To do
In the copy, keep every record exact and leave out all images.

Collected data entries
-- Start --

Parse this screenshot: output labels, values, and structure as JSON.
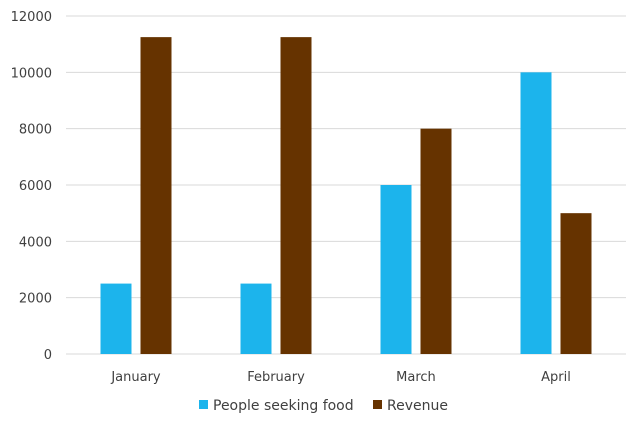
{
  "chart_data": {
    "type": "bar",
    "title": "",
    "xlabel": "",
    "ylabel": "",
    "categories": [
      "January",
      "February",
      "March",
      "April"
    ],
    "series": [
      {
        "name": "People seeking food",
        "values": [
          2500,
          2500,
          6000,
          10000
        ],
        "color": "#1cb4ec"
      },
      {
        "name": "Revenue",
        "values": [
          11250,
          11250,
          8000,
          5000
        ],
        "color": "#663300"
      }
    ],
    "ylim": [
      0,
      12000
    ],
    "yticks": [
      0,
      2000,
      4000,
      6000,
      8000,
      10000,
      12000
    ],
    "grid": true,
    "legend_position": "bottom"
  }
}
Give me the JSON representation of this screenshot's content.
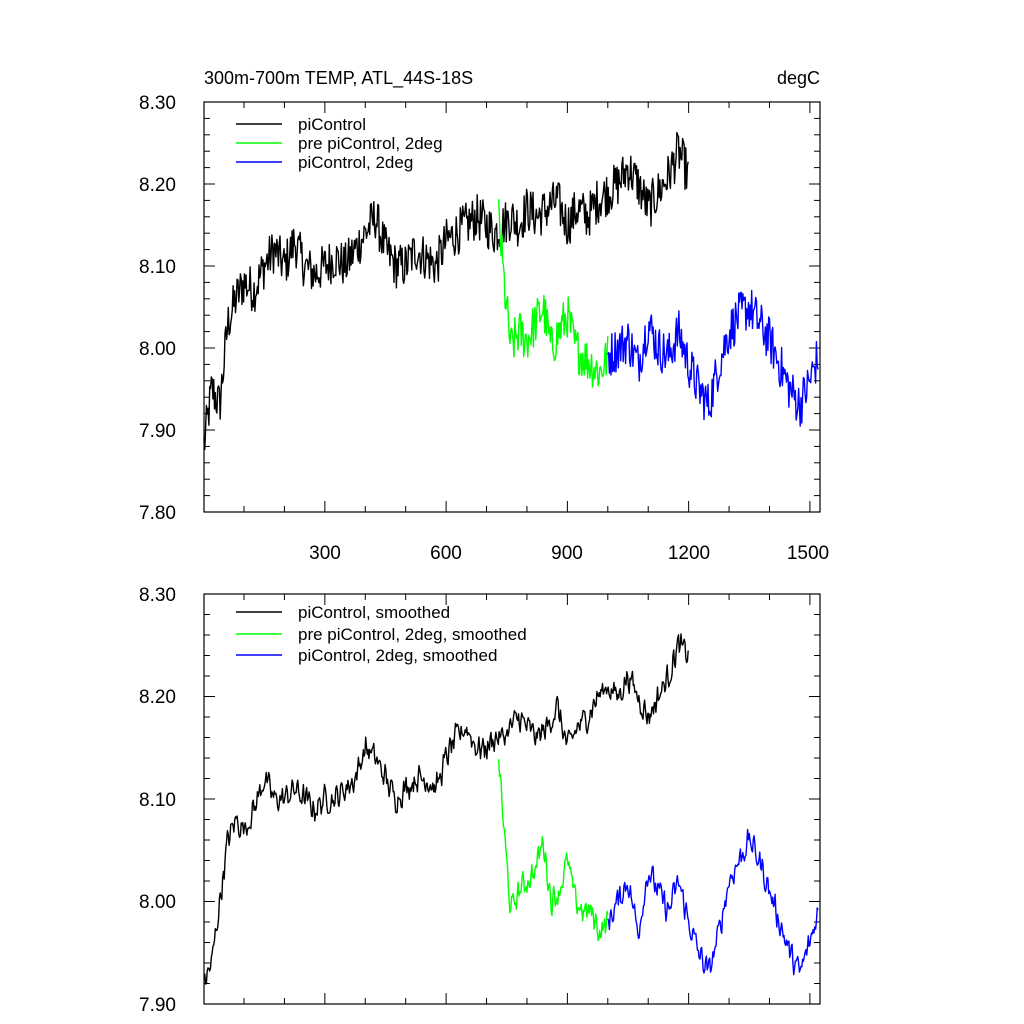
{
  "panels": [
    {
      "id": "top",
      "title_left": "300m-700m TEMP, ATL_44S-18S",
      "title_right": "degC",
      "y_ticks": [
        "8.30",
        "8.20",
        "8.10",
        "8.00",
        "7.90",
        "7.80"
      ],
      "x_ticks": [
        "300",
        "600",
        "900",
        "1200",
        "1500"
      ],
      "legend": [
        "piControl",
        "pre piControl, 2deg",
        "piControl, 2deg"
      ]
    },
    {
      "id": "bottom",
      "title_left": "",
      "title_right": "",
      "y_ticks": [
        "8.30",
        "8.20",
        "8.10",
        "8.00",
        "7.90"
      ],
      "x_ticks": [],
      "legend": [
        "piControl, smoothed",
        "pre piControl, 2deg, smoothed",
        "piControl, 2deg, smoothed"
      ]
    }
  ],
  "chart_data": [
    {
      "type": "line",
      "title": "300m-700m TEMP, ATL_44S-18S",
      "ylabel": "degC",
      "xlim": [
        1,
        1525
      ],
      "ylim": [
        7.8,
        8.3
      ],
      "series_colors": [
        "#000000",
        "#00ff00",
        "#0000ff"
      ],
      "series": [
        {
          "name": "piControl",
          "color": "#000000",
          "x": [
            1,
            20,
            40,
            60,
            80,
            100,
            125,
            150,
            175,
            200,
            225,
            250,
            275,
            300,
            325,
            350,
            375,
            400,
            425,
            450,
            475,
            500,
            525,
            550,
            575,
            600,
            625,
            650,
            675,
            700,
            720,
            740,
            760,
            780,
            800,
            825,
            850,
            875,
            900,
            925,
            950,
            975,
            1000,
            1025,
            1050,
            1075,
            1100,
            1125,
            1150,
            1175,
            1200
          ],
          "values": [
            7.88,
            7.95,
            7.93,
            8.03,
            8.06,
            8.08,
            8.07,
            8.1,
            8.12,
            8.1,
            8.13,
            8.1,
            8.09,
            8.1,
            8.11,
            8.1,
            8.12,
            8.14,
            8.16,
            8.12,
            8.1,
            8.1,
            8.12,
            8.11,
            8.1,
            8.13,
            8.14,
            8.15,
            8.16,
            8.15,
            8.14,
            8.15,
            8.16,
            8.15,
            8.17,
            8.16,
            8.17,
            8.18,
            8.15,
            8.17,
            8.16,
            8.18,
            8.19,
            8.2,
            8.22,
            8.2,
            8.17,
            8.19,
            8.21,
            8.24,
            8.21
          ]
        },
        {
          "name": "pre piControl, 2deg",
          "color": "#00ff00",
          "x": [
            730,
            745,
            760,
            780,
            800,
            820,
            840,
            860,
            880,
            900,
            920,
            940,
            960,
            980,
            1000
          ],
          "values": [
            8.16,
            8.07,
            8.0,
            8.02,
            8.01,
            8.03,
            8.05,
            8.0,
            8.02,
            8.04,
            8.0,
            7.99,
            7.98,
            7.97,
            7.99
          ]
        },
        {
          "name": "piControl, 2deg",
          "color": "#0000ff",
          "x": [
            1000,
            1025,
            1050,
            1075,
            1100,
            1125,
            1150,
            1175,
            1200,
            1225,
            1250,
            1275,
            1300,
            1325,
            1350,
            1375,
            1400,
            1425,
            1450,
            1475,
            1500,
            1520
          ],
          "values": [
            7.99,
            8.0,
            8.01,
            7.98,
            8.03,
            8.0,
            7.99,
            8.02,
            7.98,
            7.95,
            7.93,
            7.98,
            8.02,
            8.04,
            8.05,
            8.03,
            8.01,
            7.98,
            7.95,
            7.93,
            7.96,
            7.99
          ]
        }
      ]
    },
    {
      "type": "line",
      "title": "",
      "xlim": [
        1,
        1525
      ],
      "ylim": [
        7.9,
        8.3
      ],
      "series_colors": [
        "#000000",
        "#00ff00",
        "#0000ff"
      ],
      "series": [
        {
          "name": "piControl, smoothed",
          "color": "#000000",
          "x": [
            1,
            20,
            40,
            60,
            80,
            100,
            125,
            150,
            175,
            200,
            225,
            250,
            275,
            300,
            325,
            350,
            375,
            400,
            425,
            450,
            475,
            500,
            525,
            550,
            575,
            600,
            625,
            650,
            675,
            700,
            720,
            740,
            760,
            780,
            800,
            825,
            850,
            875,
            900,
            925,
            950,
            975,
            1000,
            1025,
            1050,
            1075,
            1100,
            1125,
            1150,
            1175,
            1200
          ],
          "values": [
            7.92,
            7.94,
            8.0,
            8.06,
            8.08,
            8.07,
            8.09,
            8.12,
            8.1,
            8.1,
            8.11,
            8.1,
            8.09,
            8.1,
            8.1,
            8.11,
            8.12,
            8.15,
            8.14,
            8.12,
            8.1,
            8.11,
            8.12,
            8.12,
            8.11,
            8.14,
            8.16,
            8.17,
            8.15,
            8.15,
            8.16,
            8.16,
            8.17,
            8.18,
            8.17,
            8.16,
            8.17,
            8.19,
            8.15,
            8.17,
            8.18,
            8.2,
            8.21,
            8.2,
            8.22,
            8.2,
            8.18,
            8.2,
            8.22,
            8.25,
            8.24
          ]
        },
        {
          "name": "pre piControl, 2deg, smoothed",
          "color": "#00ff00",
          "x": [
            730,
            745,
            760,
            780,
            800,
            820,
            840,
            860,
            880,
            900,
            920,
            940,
            960,
            980,
            1000
          ],
          "values": [
            8.14,
            8.06,
            7.99,
            8.01,
            8.02,
            8.03,
            8.06,
            8.0,
            8.01,
            8.04,
            8.0,
            7.99,
            7.99,
            7.97,
            7.98
          ]
        },
        {
          "name": "piControl, 2deg, smoothed",
          "color": "#0000ff",
          "x": [
            1000,
            1025,
            1050,
            1075,
            1100,
            1125,
            1150,
            1175,
            1200,
            1225,
            1250,
            1275,
            1300,
            1325,
            1350,
            1375,
            1400,
            1425,
            1450,
            1475,
            1500,
            1520
          ],
          "values": [
            7.98,
            8.0,
            8.02,
            7.97,
            8.03,
            8.01,
            7.99,
            8.02,
            7.98,
            7.95,
            7.93,
            7.97,
            8.02,
            8.04,
            8.06,
            8.04,
            8.01,
            7.98,
            7.95,
            7.93,
            7.96,
            7.99
          ]
        }
      ]
    }
  ]
}
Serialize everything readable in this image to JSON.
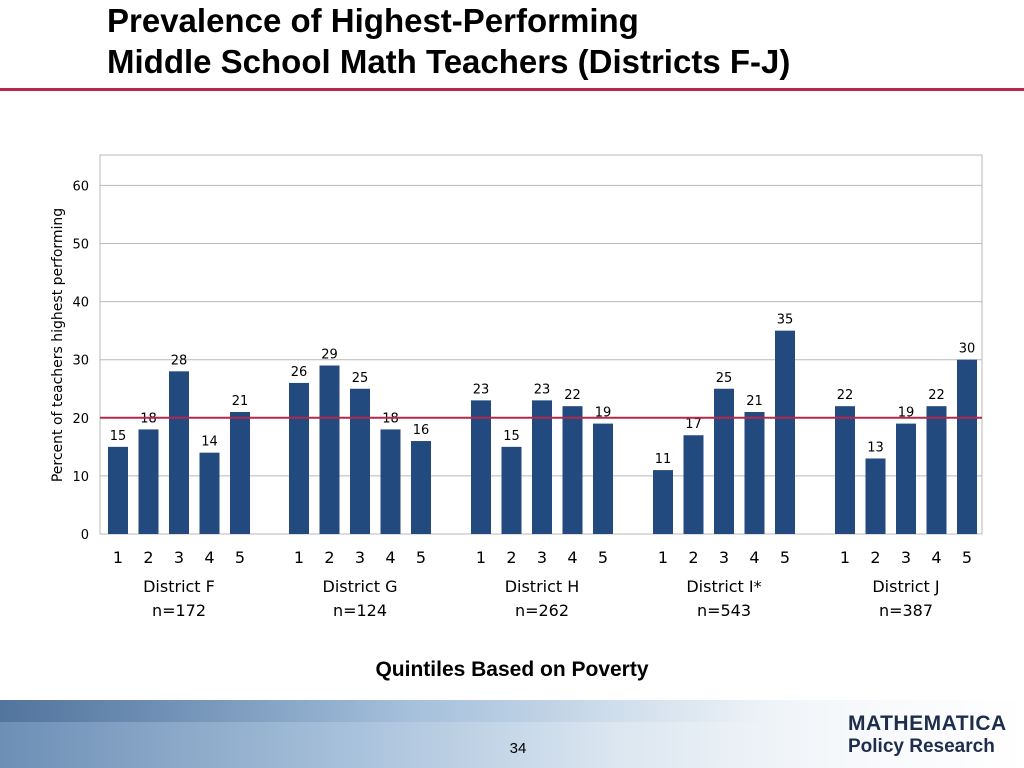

-- End --

Problem solution
Parse this screenshot: output labels, values, and structure as JSON.
{
  "chart_data": {
    "type": "bar",
    "title": "",
    "xlabel": "",
    "ylabel": "",
    "categories": [
      "January",
      "February",
      "March",
      "April"
    ],
    "series": [
      {
        "name": "People seeking food",
        "values": [
          2500,
          2500,
          6000,
          10000
        ],
        "color": "#1cb4ec"
      },
      {
        "name": "Revenue",
        "values": [
          11250,
          11250,
          8000,
          5000
        ],
        "color": "#663300"
      }
    ],
    "ylim": [
      0,
      12000
    ],
    "yticks": [
      0,
      2000,
      4000,
      6000,
      8000,
      10000,
      12000
    ],
    "grid": true,
    "legend_position": "bottom"
  }
}
Give me the JSON representation of this screenshot's content.
{
  "panels": [
    {
      "id": "top",
      "title_left": "300m-700m TEMP, ATL_44S-18S",
      "title_right": "degC",
      "y_ticks": [
        "8.30",
        "8.20",
        "8.10",
        "8.00",
        "7.90",
        "7.80"
      ],
      "x_ticks": [
        "300",
        "600",
        "900",
        "1200",
        "1500"
      ],
      "legend": [
        "piControl",
        "pre piControl, 2deg",
        "piControl, 2deg"
      ]
    },
    {
      "id": "bottom",
      "title_left": "",
      "title_right": "",
      "y_ticks": [
        "8.30",
        "8.20",
        "8.10",
        "8.00",
        "7.90"
      ],
      "x_ticks": [],
      "legend": [
        "piControl, smoothed",
        "pre piControl, 2deg, smoothed",
        "piControl, 2deg, smoothed"
      ]
    }
  ],
  "chart_data": [
    {
      "type": "line",
      "title": "300m-700m TEMP, ATL_44S-18S",
      "ylabel": "degC",
      "xlim": [
        1,
        1525
      ],
      "ylim": [
        7.8,
        8.3
      ],
      "series_colors": [
        "#000000",
        "#00ff00",
        "#0000ff"
      ],
      "series": [
        {
          "name": "piControl",
          "color": "#000000",
          "x": [
            1,
            20,
            40,
            60,
            80,
            100,
            125,
            150,
            175,
            200,
            225,
            250,
            275,
            300,
            325,
            350,
            375,
            400,
            425,
            450,
            475,
            500,
            525,
            550,
            575,
            600,
            625,
            650,
            675,
            700,
            720,
            740,
            760,
            780,
            800,
            825,
            850,
            875,
            900,
            925,
            950,
            975,
            1000,
            1025,
            1050,
            1075,
            1100,
            1125,
            1150,
            1175,
            1200
          ],
          "values": [
            7.88,
            7.95,
            7.93,
            8.03,
            8.06,
            8.08,
            8.07,
            8.1,
            8.12,
            8.1,
            8.13,
            8.1,
            8.09,
            8.1,
            8.11,
            8.1,
            8.12,
            8.14,
            8.16,
            8.12,
            8.1,
            8.1,
            8.12,
            8.11,
            8.1,
            8.13,
            8.14,
            8.15,
            8.16,
            8.15,
            8.14,
            8.15,
            8.16,
            8.15,
            8.17,
            8.16,
            8.17,
            8.18,
            8.15,
            8.17,
            8.16,
            8.18,
            8.19,
            8.2,
            8.22,
            8.2,
            8.17,
            8.19,
            8.21,
            8.24,
            8.21
          ]
        },
        {
          "name": "pre piControl, 2deg",
          "color": "#00ff00",
          "x": [
            730,
            745,
            760,
            780,
            800,
            820,
            840,
            860,
            880,
            900,
            920,
            940,
            960,
            980,
            1000
          ],
          "values": [
            8.16,
            8.07,
            8.0,
            8.02,
            8.01,
            8.03,
            8.05,
            8.0,
            8.02,
            8.04,
            8.0,
            7.99,
            7.98,
            7.97,
            7.99
          ]
        },
        {
          "name": "piControl, 2deg",
          "color": "#0000ff",
          "x": [
            1000,
            1025,
            1050,
            1075,
            1100,
            1125,
            1150,
            1175,
            1200,
            1225,
            1250,
            1275,
            1300,
            1325,
            1350,
            1375,
            1400,
            1425,
            1450,
            1475,
            1500,
            1520
          ],
          "values": [
            7.99,
            8.0,
            8.01,
            7.98,
            8.03,
            8.0,
            7.99,
            8.02,
            7.98,
            7.95,
            7.93,
            7.98,
            8.02,
            8.04,
            8.05,
            8.03,
            8.01,
            7.98,
            7.95,
            7.93,
            7.96,
            7.99
          ]
        }
      ]
    },
    {
      "type": "line",
      "title": "",
      "xlim": [
        1,
        1525
      ],
      "ylim": [
        7.9,
        8.3
      ],
      "series_colors": [
        "#000000",
        "#00ff00",
        "#0000ff"
      ],
      "series": [
        {
          "name": "piControl, smoothed",
          "color": "#000000",
          "x": [
            1,
            20,
            40,
            60,
            80,
            100,
            125,
            150,
            175,
            200,
            225,
            250,
            275,
            300,
            325,
            350,
            375,
            400,
            425,
            450,
            475,
            500,
            525,
            550,
            575,
            600,
            625,
            650,
            675,
            700,
            720,
            740,
            760,
            780,
            800,
            825,
            850,
            875,
            900,
            925,
            950,
            975,
            1000,
            1025,
            1050,
            1075,
            1100,
            1125,
            1150,
            1175,
            1200
          ],
          "values": [
            7.92,
            7.94,
            8.0,
            8.06,
            8.08,
            8.07,
            8.09,
            8.12,
            8.1,
            8.1,
            8.11,
            8.1,
            8.09,
            8.1,
            8.1,
            8.11,
            8.12,
            8.15,
            8.14,
            8.12,
            8.1,
            8.11,
            8.12,
            8.12,
            8.11,
            8.14,
            8.16,
            8.17,
            8.15,
            8.15,
            8.16,
            8.16,
            8.17,
            8.18,
            8.17,
            8.16,
            8.17,
            8.19,
            8.15,
            8.17,
            8.18,
            8.2,
            8.21,
            8.2,
            8.22,
            8.2,
            8.18,
            8.2,
            8.22,
            8.25,
            8.24
          ]
        },
        {
          "name": "pre piControl, 2deg, smoothed",
          "color": "#00ff00",
          "x": [
            730,
            745,
            760,
            780,
            800,
            820,
            840,
            860,
            880,
            900,
            920,
            940,
            960,
            980,
            1000
          ],
          "values": [
            8.14,
            8.06,
            7.99,
            8.01,
            8.02,
            8.03,
            8.06,
            8.0,
            8.01,
            8.04,
            8.0,
            7.99,
            7.99,
            7.97,
            7.98
          ]
        },
        {
          "name": "piControl, 2deg, smoothed",
          "color": "#0000ff",
          "x": [
            1000,
            1025,
            1050,
            1075,
            1100,
            1125,
            1150,
            1175,
            1200,
            1225,
            1250,
            1275,
            1300,
            1325,
            1350,
            1375,
            1400,
            1425,
            1450,
            1475,
            1500,
            1520
          ],
          "values": [
            7.98,
            8.0,
            8.02,
            7.97,
            8.03,
            8.01,
            7.99,
            8.02,
            7.98,
            7.95,
            7.93,
            7.97,
            8.02,
            8.04,
            8.06,
            8.04,
            8.01,
            7.98,
            7.95,
            7.93,
            7.96,
            7.99
          ]
        }
      ]
    }
  ]
}
Serialize everything readable in this image to JSON.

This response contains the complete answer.